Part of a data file
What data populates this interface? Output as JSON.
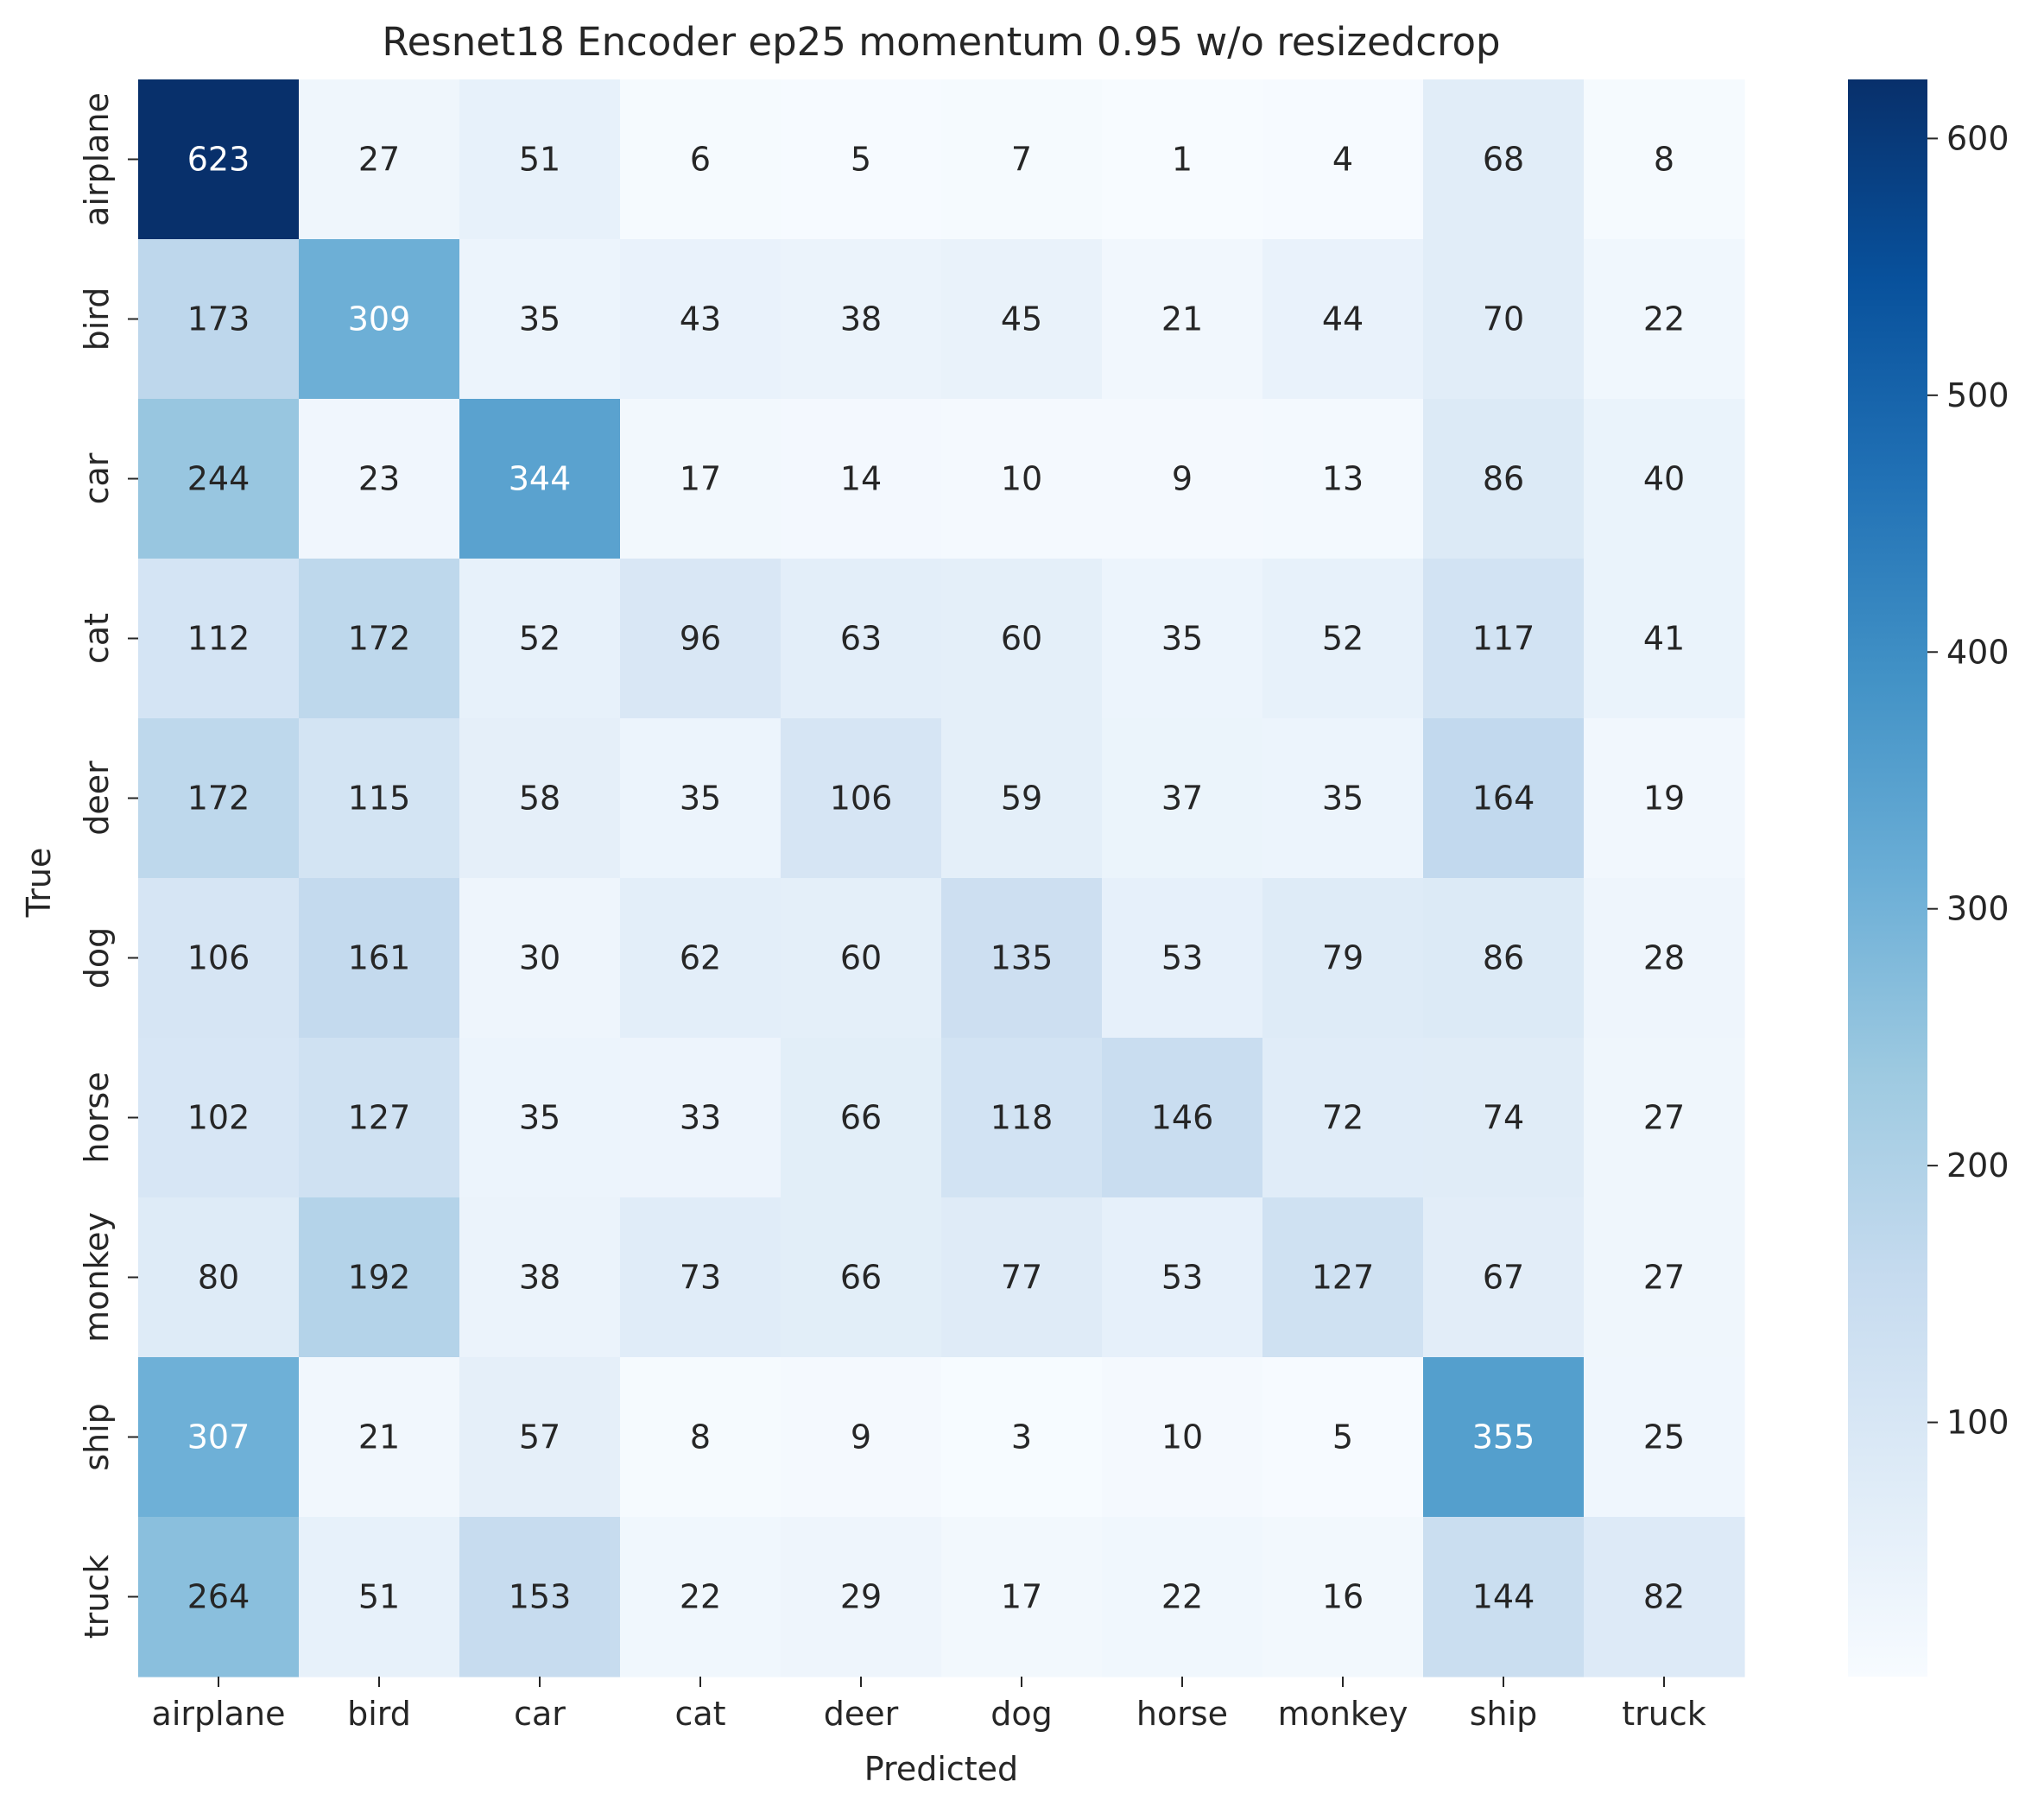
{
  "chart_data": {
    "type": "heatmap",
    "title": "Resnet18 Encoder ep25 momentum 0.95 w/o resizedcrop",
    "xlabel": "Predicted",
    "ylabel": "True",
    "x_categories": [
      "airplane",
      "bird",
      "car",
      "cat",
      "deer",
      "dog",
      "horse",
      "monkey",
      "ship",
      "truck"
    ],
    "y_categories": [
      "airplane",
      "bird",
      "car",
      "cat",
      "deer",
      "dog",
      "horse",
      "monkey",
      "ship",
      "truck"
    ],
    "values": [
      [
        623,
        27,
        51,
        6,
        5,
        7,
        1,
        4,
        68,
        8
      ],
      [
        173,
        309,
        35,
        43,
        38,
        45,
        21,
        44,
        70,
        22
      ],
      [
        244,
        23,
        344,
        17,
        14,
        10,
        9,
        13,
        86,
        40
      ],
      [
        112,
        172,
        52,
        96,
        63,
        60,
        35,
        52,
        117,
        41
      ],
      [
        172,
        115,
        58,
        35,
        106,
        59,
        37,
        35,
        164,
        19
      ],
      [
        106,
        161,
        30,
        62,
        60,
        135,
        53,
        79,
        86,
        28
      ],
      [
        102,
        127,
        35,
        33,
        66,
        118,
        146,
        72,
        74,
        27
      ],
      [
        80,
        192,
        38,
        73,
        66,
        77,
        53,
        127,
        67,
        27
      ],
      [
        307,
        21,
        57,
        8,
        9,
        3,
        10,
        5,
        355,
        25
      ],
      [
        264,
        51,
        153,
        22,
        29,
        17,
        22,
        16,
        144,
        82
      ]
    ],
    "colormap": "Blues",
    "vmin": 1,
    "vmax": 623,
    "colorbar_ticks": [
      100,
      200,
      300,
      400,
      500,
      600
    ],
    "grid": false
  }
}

■ What you have to do
In your copy of the records, include no pictures; repeat everything else exactly.

■ Full response
What data populates this interface? Output as JSON.
{
  "chart_data": {
    "type": "heatmap",
    "title": "Resnet18 Encoder ep25 momentum 0.95 w/o resizedcrop",
    "xlabel": "Predicted",
    "ylabel": "True",
    "x_categories": [
      "airplane",
      "bird",
      "car",
      "cat",
      "deer",
      "dog",
      "horse",
      "monkey",
      "ship",
      "truck"
    ],
    "y_categories": [
      "airplane",
      "bird",
      "car",
      "cat",
      "deer",
      "dog",
      "horse",
      "monkey",
      "ship",
      "truck"
    ],
    "values": [
      [
        623,
        27,
        51,
        6,
        5,
        7,
        1,
        4,
        68,
        8
      ],
      [
        173,
        309,
        35,
        43,
        38,
        45,
        21,
        44,
        70,
        22
      ],
      [
        244,
        23,
        344,
        17,
        14,
        10,
        9,
        13,
        86,
        40
      ],
      [
        112,
        172,
        52,
        96,
        63,
        60,
        35,
        52,
        117,
        41
      ],
      [
        172,
        115,
        58,
        35,
        106,
        59,
        37,
        35,
        164,
        19
      ],
      [
        106,
        161,
        30,
        62,
        60,
        135,
        53,
        79,
        86,
        28
      ],
      [
        102,
        127,
        35,
        33,
        66,
        118,
        146,
        72,
        74,
        27
      ],
      [
        80,
        192,
        38,
        73,
        66,
        77,
        53,
        127,
        67,
        27
      ],
      [
        307,
        21,
        57,
        8,
        9,
        3,
        10,
        5,
        355,
        25
      ],
      [
        264,
        51,
        153,
        22,
        29,
        17,
        22,
        16,
        144,
        82
      ]
    ],
    "colormap": "Blues",
    "vmin": 1,
    "vmax": 623,
    "colorbar_ticks": [
      100,
      200,
      300,
      400,
      500,
      600
    ],
    "grid": false
  }
}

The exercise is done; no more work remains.